● **Task to complete**
Identify every line containing the word "this" and reproduce each one.

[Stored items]
..............................
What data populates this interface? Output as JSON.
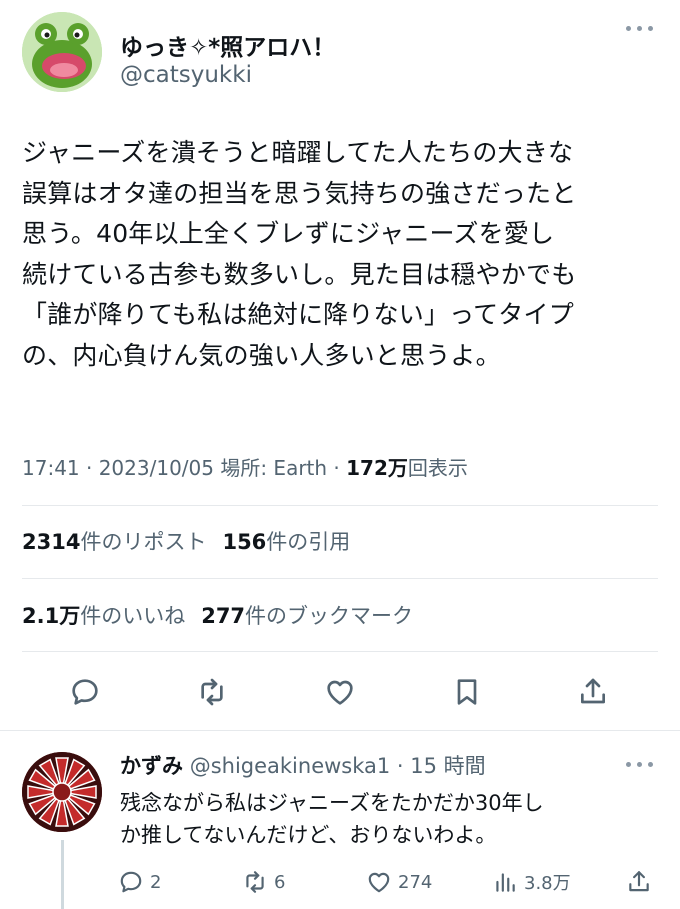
{
  "tweet": {
    "author_name": "ゆっき✧*照アロハ！",
    "author_handle": "@catsyukki",
    "text": "ジャニーズを潰そうと暗躍してた人たちの大きな\n誤算はオタ達の担当を思う気持ちの強さだったと\n思う。40年以上全くブレずにジャニーズを愛し\n続けている古参も数多いし。見た目は穏やかでも\n「誰が降りても私は絶対に降りない」ってタイプ\nの、内心負けん気の強い人多いと思うよ。",
    "time": "17:41 · 2023/10/05 場所: Earth · ",
    "views_count": "172万",
    "views_label": "回表示"
  },
  "stats": {
    "reposts_count": "2314",
    "reposts_label": "件のリポスト",
    "quotes_count": "156",
    "quotes_label": "件の引用",
    "likes_count": "2.1万",
    "likes_label": "件のいいね",
    "bookmarks_count": "277",
    "bookmarks_label": "件のブックマーク"
  },
  "actions": {
    "icons": [
      "reply-icon",
      "repost-icon",
      "like-icon",
      "bookmark-icon",
      "share-icon"
    ]
  },
  "reply": {
    "name": "かずみ",
    "handle": "@shigeakinewska1 · 15 時間",
    "text": "残念ながら私はジャニーズをたかだか30年し\nか推してないんだけど、おりないわよ。",
    "replies": "2",
    "reposts": "6",
    "likes": "274",
    "views": "3.8万"
  },
  "colors": {
    "text": "#0f1419",
    "secondary": "#536471",
    "divider": "#e6e9ec",
    "icon": "#536471"
  }
}
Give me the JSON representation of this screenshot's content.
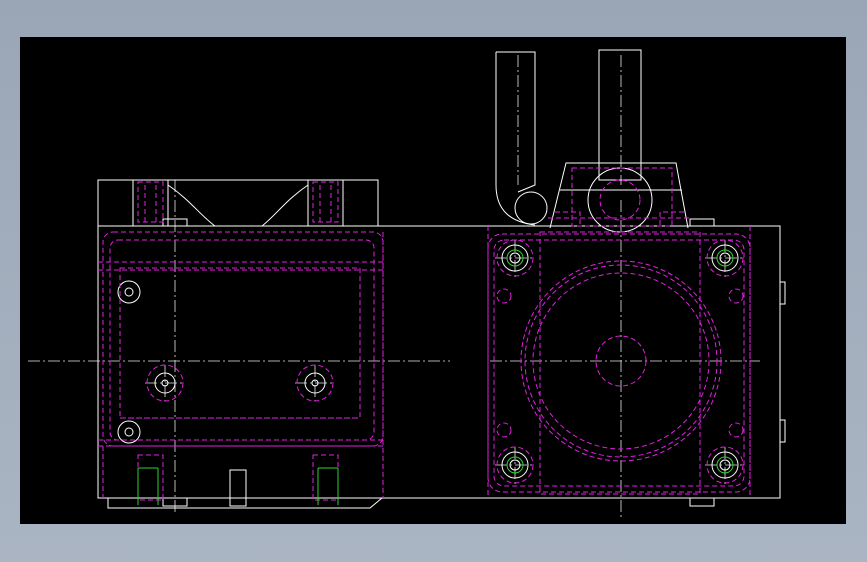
..............................
● **Solution**
What data populates this interface? Output as JSON.
Give me the JSON representation of this screenshot's content.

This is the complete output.